PROBLEM STATEMENT => Copy out the lines that have "JSON" in them.

Stored items from a collection:
___

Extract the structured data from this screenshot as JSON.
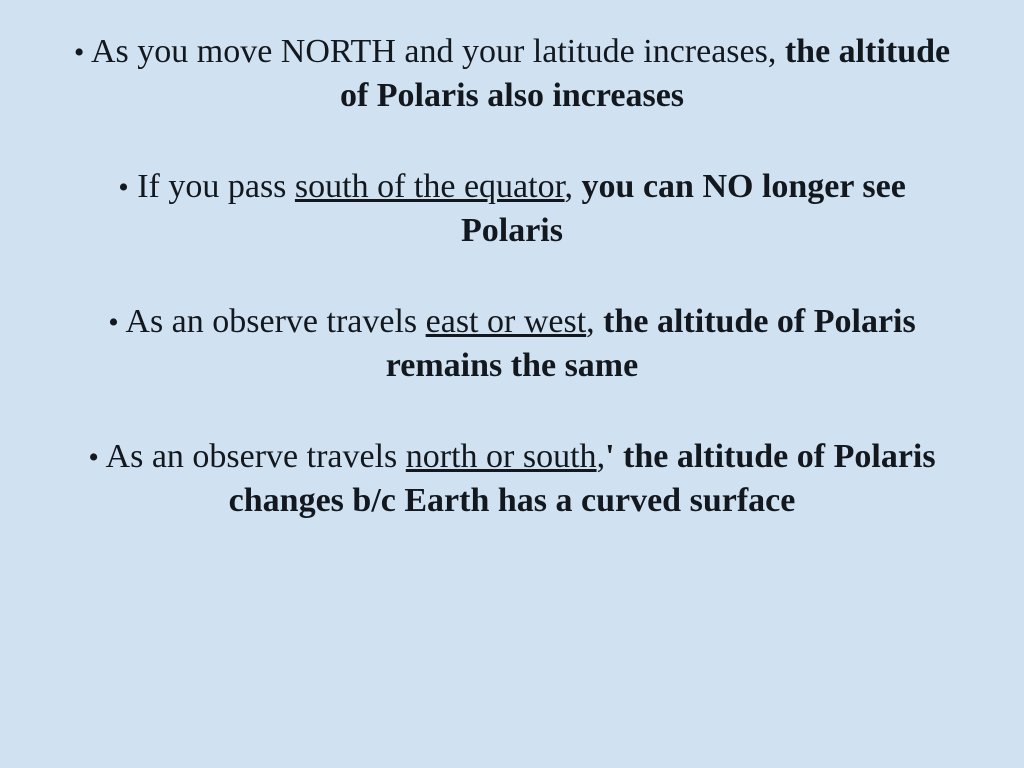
{
  "slide": {
    "background_color": "#d0e2f2",
    "text_color": "#13181e",
    "font_family": "Century Schoolbook",
    "base_fontsize_pt": 26,
    "bullets": [
      {
        "segments": [
          {
            "text": "As you move NORTH and your latitude increases, ",
            "bold": false,
            "underline": false
          },
          {
            "text": "the altitude of Polaris also increases",
            "bold": true,
            "underline": false
          }
        ]
      },
      {
        "segments": [
          {
            "text": "If you pass ",
            "bold": false,
            "underline": false
          },
          {
            "text": "south of the equator",
            "bold": false,
            "underline": true
          },
          {
            "text": ", ",
            "bold": false,
            "underline": false
          },
          {
            "text": "you can NO longer see Polaris",
            "bold": true,
            "underline": false
          }
        ]
      },
      {
        "segments": [
          {
            "text": "As an observe travels ",
            "bold": false,
            "underline": false
          },
          {
            "text": "east or west",
            "bold": false,
            "underline": true
          },
          {
            "text": ", ",
            "bold": false,
            "underline": false
          },
          {
            "text": "the altitude of Polaris remains the same",
            "bold": true,
            "underline": false
          }
        ]
      },
      {
        "segments": [
          {
            "text": "As an observe travels ",
            "bold": false,
            "underline": false
          },
          {
            "text": "north or south",
            "bold": false,
            "underline": true
          },
          {
            "text": ",",
            "bold": false,
            "underline": false
          },
          {
            "text": "' the altitude of Polaris changes b/c Earth has a curved surface",
            "bold": true,
            "underline": false
          }
        ]
      }
    ]
  }
}
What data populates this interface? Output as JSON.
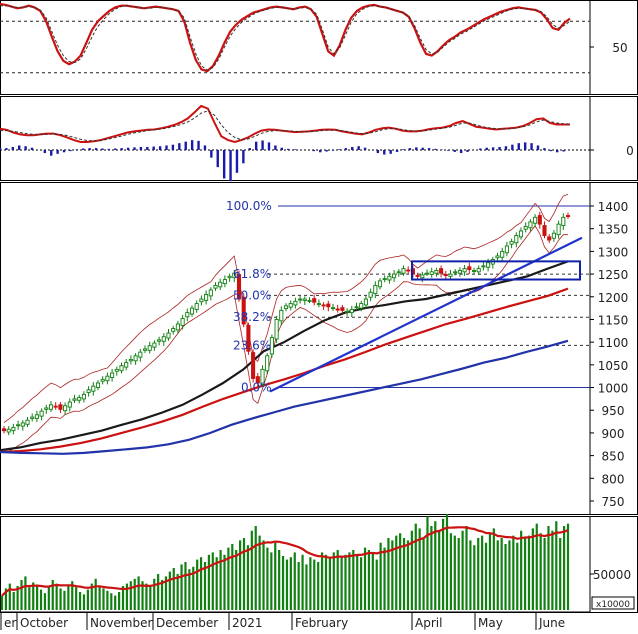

___

RESPONSE BELOW =>
Extract the structured data from this screenshot as JSON.
What data populates this interface? Output as JSON.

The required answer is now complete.